Recorded data »
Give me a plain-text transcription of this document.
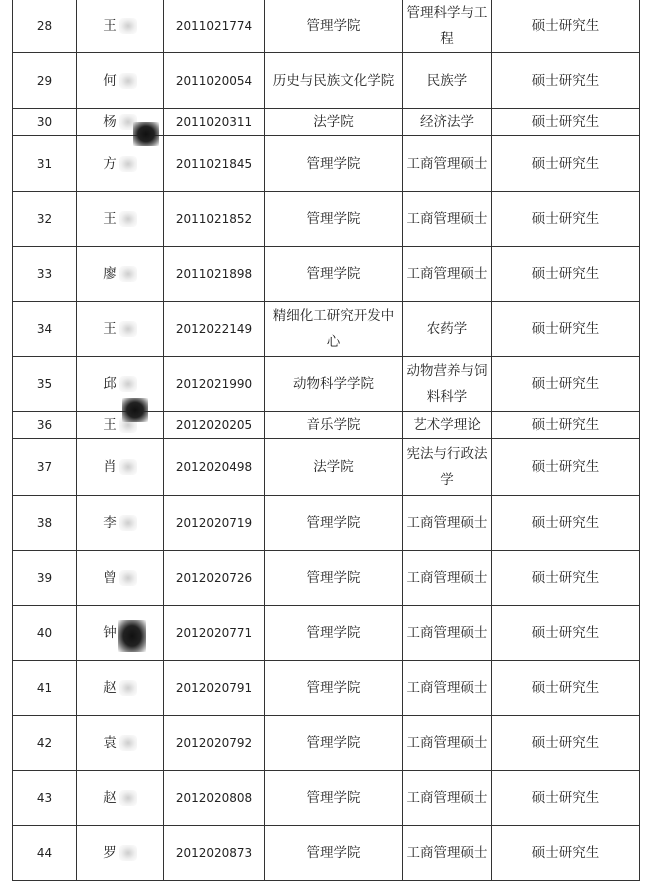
28	王	2011021774	管理学院	管理科学与工程	硕士研究生
29	何	2011020054	历史与民族文化学院	民族学	硕士研究生
30	杨	2011020311	法学院	经济法学	硕士研究生
31	方	2011021845	管理学院	工商管理硕士	硕士研究生
32	王	2011021852	管理学院	工商管理硕士	硕士研究生
33	廖	2011021898	管理学院	工商管理硕士	硕士研究生
34	王	2012022149	精细化工研究开发中心	农药学	硕士研究生
35	邱	2012021990	动物科学学院	动物营养与饲料科学	硕士研究生
36	王	2012020205	音乐学院	艺术学理论	硕士研究生
37	肖	2012020498	法学院	宪法与行政法学	硕士研究生
38	李	2012020719	管理学院	工商管理硕士	硕士研究生
39	曾	2012020726	管理学院	工商管理硕士	硕士研究生
40	钟	2012020771	管理学院	工商管理硕士	硕士研究生
41	赵	2012020791	管理学院	工商管理硕士	硕士研究生
42	袁	2012020792	管理学院	工商管理硕士	硕士研究生
43	赵	2012020808	管理学院	工商管理硕士	硕士研究生
44	罗	2012020873	管理学院	工商管理硕士	硕士研究生
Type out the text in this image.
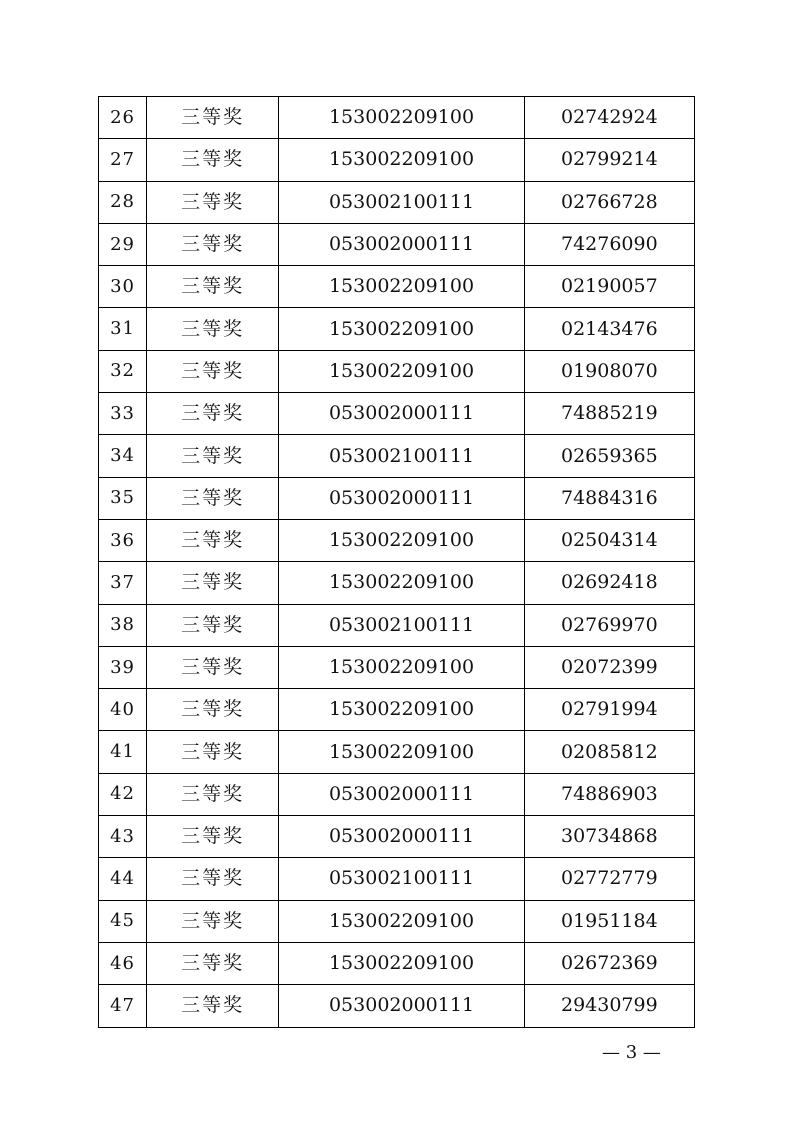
26	三等奖	153002209100	02742924
27	三等奖	153002209100	02799214
28	三等奖	053002100111	02766728
29	三等奖	053002000111	74276090
30	三等奖	153002209100	02190057
31	三等奖	153002209100	02143476
32	三等奖	153002209100	01908070
33	三等奖	053002000111	74885219
34	三等奖	053002100111	02659365
35	三等奖	053002000111	74884316
36	三等奖	153002209100	02504314
37	三等奖	153002209100	02692418
38	三等奖	053002100111	02769970
39	三等奖	153002209100	02072399
40	三等奖	153002209100	02791994
41	三等奖	153002209100	02085812
42	三等奖	053002000111	74886903
43	三等奖	053002000111	30734868
44	三等奖	053002100111	02772779
45	三等奖	153002209100	01951184
46	三等奖	153002209100	02672369
47	三等奖	053002000111	29430799
— 3 —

STATED EXERCISE »
What is the number of lines in these records that contain "text"? Reply with the number only.

RESULT FOR THIS TASK »
2